**Data rows**
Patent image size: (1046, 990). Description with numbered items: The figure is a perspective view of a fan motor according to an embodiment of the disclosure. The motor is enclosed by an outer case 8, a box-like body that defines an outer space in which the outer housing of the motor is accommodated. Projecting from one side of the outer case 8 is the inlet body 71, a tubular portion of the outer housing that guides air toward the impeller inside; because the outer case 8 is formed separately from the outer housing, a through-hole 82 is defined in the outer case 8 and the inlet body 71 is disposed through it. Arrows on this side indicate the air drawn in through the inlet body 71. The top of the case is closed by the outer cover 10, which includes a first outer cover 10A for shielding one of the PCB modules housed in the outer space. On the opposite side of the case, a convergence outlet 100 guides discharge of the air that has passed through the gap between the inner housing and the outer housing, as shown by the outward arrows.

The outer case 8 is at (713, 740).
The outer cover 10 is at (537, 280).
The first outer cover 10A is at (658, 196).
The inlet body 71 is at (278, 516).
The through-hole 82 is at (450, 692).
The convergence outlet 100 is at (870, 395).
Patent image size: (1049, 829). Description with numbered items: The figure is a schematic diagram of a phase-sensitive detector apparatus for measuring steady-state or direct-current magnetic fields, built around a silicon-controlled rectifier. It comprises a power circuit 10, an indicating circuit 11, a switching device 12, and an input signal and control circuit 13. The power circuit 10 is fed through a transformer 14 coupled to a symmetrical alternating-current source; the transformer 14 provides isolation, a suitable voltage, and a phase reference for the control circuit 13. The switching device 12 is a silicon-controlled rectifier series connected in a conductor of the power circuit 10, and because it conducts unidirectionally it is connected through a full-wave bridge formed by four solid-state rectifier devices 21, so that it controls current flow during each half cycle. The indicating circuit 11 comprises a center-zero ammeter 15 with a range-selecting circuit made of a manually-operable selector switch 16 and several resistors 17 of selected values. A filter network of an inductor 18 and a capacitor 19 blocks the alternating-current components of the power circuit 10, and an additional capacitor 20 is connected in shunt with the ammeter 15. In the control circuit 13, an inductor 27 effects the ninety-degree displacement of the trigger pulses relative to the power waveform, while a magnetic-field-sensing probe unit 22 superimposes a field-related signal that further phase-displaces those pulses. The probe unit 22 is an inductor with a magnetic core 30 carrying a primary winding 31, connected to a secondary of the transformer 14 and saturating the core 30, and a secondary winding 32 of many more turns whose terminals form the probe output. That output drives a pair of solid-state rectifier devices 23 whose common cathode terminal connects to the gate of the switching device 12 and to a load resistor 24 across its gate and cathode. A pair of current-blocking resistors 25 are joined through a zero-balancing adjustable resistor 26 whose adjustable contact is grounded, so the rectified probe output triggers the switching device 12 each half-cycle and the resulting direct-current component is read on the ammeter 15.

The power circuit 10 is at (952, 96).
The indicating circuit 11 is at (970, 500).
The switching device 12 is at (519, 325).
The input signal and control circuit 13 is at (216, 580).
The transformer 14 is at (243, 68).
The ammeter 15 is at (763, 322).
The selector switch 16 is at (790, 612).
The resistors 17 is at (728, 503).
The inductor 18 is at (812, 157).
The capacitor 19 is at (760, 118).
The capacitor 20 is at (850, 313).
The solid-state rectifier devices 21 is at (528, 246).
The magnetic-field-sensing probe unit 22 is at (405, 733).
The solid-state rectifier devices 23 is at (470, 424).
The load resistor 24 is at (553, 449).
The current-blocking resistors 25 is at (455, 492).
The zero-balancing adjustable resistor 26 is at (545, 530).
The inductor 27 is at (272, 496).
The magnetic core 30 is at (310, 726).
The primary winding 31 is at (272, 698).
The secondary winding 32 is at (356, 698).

**To do**
Please rewrite all of the data above as a numbered list with one line per item, leaving out the blank lines.

**Response**
1. Patent image size: (1046, 990). Description with numbered items: The figure is a perspective view of a fan motor according to an embodiment of the disclosure. The motor is enclosed by an outer case 8, a box-like body that defines an outer space in which the outer housing of the motor is accommodated. Projecting from one side of the outer case 8 is the inlet body 71, a tubular portion of the outer housing that guides air toward the impeller inside; because the outer case 8 is formed separately from the outer housing, a through-hole 82 is defined in the outer case 8 and the inlet body 71 is disposed through it. Arrows on this side indicate the air drawn in through the inlet body 71. The top of the case is closed by the outer cover 10, which includes a first outer cover 10A for shielding one of the PCB modules housed in the outer space. On the opposite side of the case, a convergence outlet 100 guides discharge of the air that has passed through the gap between the inner housing and the outer housing, as shown by the outward arrows.
2. The outer case 8 is at (713, 740).
3. The outer cover 10 is at (537, 280).
4. The first outer cover 10A is at (658, 196).
5. The inlet body 71 is at (278, 516).
6. The through-hole 82 is at (450, 692).
7. The convergence outlet 100 is at (870, 395).
8. Patent image size: (1049, 829). Description with numbered items: The figure is a schematic diagram of a phase-sensitive detector apparatus for measuring steady-state or direct-current magnetic fields, built around a silicon-controlled rectifier. It comprises a power circuit 10, an indicating circuit 11, a switching device 12, and an input signal and control circuit 13. The power circuit 10 is fed through a transformer 14 coupled to a symmetrical alternating-current source; the transformer 14 provides isolation, a suitable voltage, and a phase reference for the control circuit 13. The switching device 12 is a silicon-controlled rectifier series connected in a conductor of the power circuit 10, and because it conducts unidirectionally it is connected through a full-wave bridge formed by four solid-state rectifier devices 21, so that it controls current flow during each half cycle. The indicating circuit 11 comprises a center-zero ammeter 15 with a range-selecting circuit made of a manually-operable selector switch 16 and several resistors 17 of selected values. A filter network of an inductor 18 and a capacitor 19 blocks the alternating-current components of the power circuit 10, and an additional capacitor 20 is connected in shunt with the ammeter 15. In the control circuit 13, an inductor 27 effects the ninety-degree displacement of the trigger pulses relative to the power waveform, while a magnetic-field-sensing probe unit 22 superimposes a field-related signal that further phase-displaces those pulses. The probe unit 22 is an inductor with a magnetic core 30 carrying a primary winding 31, connected to a secondary of the transformer 14 and saturating the core 30, and a secondary winding 32 of many more turns whose terminals form the probe output. That output drives a pair of solid-state rectifier devices 23 whose common cathode terminal connects to the gate of the switching device 12 and to a load resistor 24 across its gate and cathode. A pair of current-blocking resistors 25 are joined through a zero-balancing adjustable resistor 26 whose adjustable contact is grounded, so the rectified probe output triggers the switching device 12 each half-cycle and the resulting direct-current component is read on the ammeter 15.
9. The power circuit 10 is at (952, 96).
10. The indicating circuit 11 is at (970, 500).
11. The switching device 12 is at (519, 325).
12. The input signal and control circuit 13 is at (216, 580).
13. The transformer 14 is at (243, 68).
14. The ammeter 15 is at (763, 322).
15. The selector switch 16 is at (790, 612).
16. The resistors 17 is at (728, 503).
17. The inductor 18 is at (812, 157).
18. The capacitor 19 is at (760, 118).
19. The capacitor 20 is at (850, 313).
20. The solid-state rectifier devices 21 is at (528, 246).
21. The magnetic-field-sensing probe unit 22 is at (405, 733).
22. The solid-state rectifier devices 23 is at (470, 424).
23. The load resistor 24 is at (553, 449).
24. The current-blocking resistors 25 is at (455, 492).
25. The zero-balancing adjustable resistor 26 is at (545, 530).
26. The inductor 27 is at (272, 496).
27. The magnetic core 30 is at (310, 726).
28. The primary winding 31 is at (272, 698).
29. The secondary winding 32 is at (356, 698).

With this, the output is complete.